DATASET ROWS:

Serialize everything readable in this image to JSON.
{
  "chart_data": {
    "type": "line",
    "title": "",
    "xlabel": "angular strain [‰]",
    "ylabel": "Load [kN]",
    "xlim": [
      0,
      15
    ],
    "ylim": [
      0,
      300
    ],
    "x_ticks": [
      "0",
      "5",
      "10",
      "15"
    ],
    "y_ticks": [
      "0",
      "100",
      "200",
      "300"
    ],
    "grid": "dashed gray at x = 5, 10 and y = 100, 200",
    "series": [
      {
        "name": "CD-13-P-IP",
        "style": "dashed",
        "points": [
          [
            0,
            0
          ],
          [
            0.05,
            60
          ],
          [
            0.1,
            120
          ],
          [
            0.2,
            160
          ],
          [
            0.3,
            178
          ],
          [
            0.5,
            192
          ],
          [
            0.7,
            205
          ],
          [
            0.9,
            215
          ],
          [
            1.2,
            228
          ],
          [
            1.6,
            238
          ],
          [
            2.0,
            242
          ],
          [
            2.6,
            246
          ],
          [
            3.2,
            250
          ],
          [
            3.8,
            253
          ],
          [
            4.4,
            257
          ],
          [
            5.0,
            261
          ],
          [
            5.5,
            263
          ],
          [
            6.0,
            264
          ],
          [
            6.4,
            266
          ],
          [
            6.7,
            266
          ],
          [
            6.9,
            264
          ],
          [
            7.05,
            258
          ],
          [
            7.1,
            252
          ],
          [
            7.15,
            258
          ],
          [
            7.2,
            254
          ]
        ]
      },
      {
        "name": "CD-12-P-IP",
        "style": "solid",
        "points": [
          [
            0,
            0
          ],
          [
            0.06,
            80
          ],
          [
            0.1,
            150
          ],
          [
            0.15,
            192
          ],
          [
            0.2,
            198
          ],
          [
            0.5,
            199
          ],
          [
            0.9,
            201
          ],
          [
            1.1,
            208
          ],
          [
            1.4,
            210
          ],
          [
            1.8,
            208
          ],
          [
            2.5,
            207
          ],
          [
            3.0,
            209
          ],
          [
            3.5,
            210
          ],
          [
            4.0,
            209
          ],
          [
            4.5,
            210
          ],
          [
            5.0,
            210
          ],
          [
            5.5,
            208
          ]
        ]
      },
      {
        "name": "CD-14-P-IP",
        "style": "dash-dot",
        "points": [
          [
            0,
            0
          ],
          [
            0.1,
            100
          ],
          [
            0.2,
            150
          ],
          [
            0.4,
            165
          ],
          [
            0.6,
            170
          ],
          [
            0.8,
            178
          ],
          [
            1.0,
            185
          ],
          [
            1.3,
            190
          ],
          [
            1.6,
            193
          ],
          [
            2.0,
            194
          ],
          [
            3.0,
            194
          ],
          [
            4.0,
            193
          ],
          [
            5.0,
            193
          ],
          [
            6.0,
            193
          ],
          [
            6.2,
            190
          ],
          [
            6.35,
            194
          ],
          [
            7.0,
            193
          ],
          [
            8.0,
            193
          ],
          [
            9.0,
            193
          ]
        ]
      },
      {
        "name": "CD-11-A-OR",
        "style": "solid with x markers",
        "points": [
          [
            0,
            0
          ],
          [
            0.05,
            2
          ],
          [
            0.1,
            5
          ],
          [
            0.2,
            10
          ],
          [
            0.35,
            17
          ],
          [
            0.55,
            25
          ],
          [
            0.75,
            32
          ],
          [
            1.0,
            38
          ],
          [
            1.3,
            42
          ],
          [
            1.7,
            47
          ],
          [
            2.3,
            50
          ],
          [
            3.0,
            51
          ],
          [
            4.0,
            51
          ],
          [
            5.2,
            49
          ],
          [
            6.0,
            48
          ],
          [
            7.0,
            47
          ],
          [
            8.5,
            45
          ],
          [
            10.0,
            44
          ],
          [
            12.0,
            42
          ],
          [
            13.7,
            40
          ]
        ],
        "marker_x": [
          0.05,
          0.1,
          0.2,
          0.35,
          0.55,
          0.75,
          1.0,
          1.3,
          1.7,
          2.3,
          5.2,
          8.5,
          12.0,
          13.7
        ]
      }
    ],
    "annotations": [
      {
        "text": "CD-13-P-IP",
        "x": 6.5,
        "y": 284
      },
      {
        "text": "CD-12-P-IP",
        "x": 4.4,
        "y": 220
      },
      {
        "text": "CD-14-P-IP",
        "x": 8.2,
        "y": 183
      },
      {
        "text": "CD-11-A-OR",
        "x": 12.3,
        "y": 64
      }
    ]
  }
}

SET PROBLEM:
Your answer should be a single number: the count of lines in the listing that contain the word "name".

REPLY:
4